Print exactly, and only, the lines running from the line containing "What does this" through the end of the records below.

* begin Provided material *

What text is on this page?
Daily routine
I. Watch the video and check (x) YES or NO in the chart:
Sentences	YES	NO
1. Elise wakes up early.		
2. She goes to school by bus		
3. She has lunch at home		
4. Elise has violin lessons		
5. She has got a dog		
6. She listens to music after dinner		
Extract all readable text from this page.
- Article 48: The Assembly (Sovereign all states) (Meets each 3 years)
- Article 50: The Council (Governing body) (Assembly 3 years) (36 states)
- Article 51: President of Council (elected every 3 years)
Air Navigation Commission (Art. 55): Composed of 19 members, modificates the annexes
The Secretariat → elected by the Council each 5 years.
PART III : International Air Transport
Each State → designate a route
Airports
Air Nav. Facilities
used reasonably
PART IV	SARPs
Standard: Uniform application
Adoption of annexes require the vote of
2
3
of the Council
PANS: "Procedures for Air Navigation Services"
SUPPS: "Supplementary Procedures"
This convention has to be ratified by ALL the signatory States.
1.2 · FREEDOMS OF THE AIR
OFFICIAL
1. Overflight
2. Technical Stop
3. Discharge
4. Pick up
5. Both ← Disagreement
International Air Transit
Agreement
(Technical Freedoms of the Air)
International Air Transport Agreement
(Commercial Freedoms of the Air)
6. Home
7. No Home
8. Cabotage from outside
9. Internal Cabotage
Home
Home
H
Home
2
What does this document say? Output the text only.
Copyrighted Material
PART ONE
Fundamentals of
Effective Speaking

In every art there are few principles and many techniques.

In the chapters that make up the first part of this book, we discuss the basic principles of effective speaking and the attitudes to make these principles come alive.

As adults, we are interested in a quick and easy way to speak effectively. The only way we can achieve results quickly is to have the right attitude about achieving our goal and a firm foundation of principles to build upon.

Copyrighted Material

* end Provided material *

▶ _Answer to this task_:
What does this document say? Output the text only.
Copyrighted Material
PART ONE
Fundamentals of
Effective Speaking

In every art there are few principles and many techniques.

In the chapters that make up the first part of this book, we discuss the basic principles of effective speaking and the attitudes to make these principles come alive.

As adults, we are interested in a quick and easy way to speak effectively. The only way we can achieve results quickly is to have the right attitude about achieving our goal and a firm foundation of principles to build upon.

Copyrighted Material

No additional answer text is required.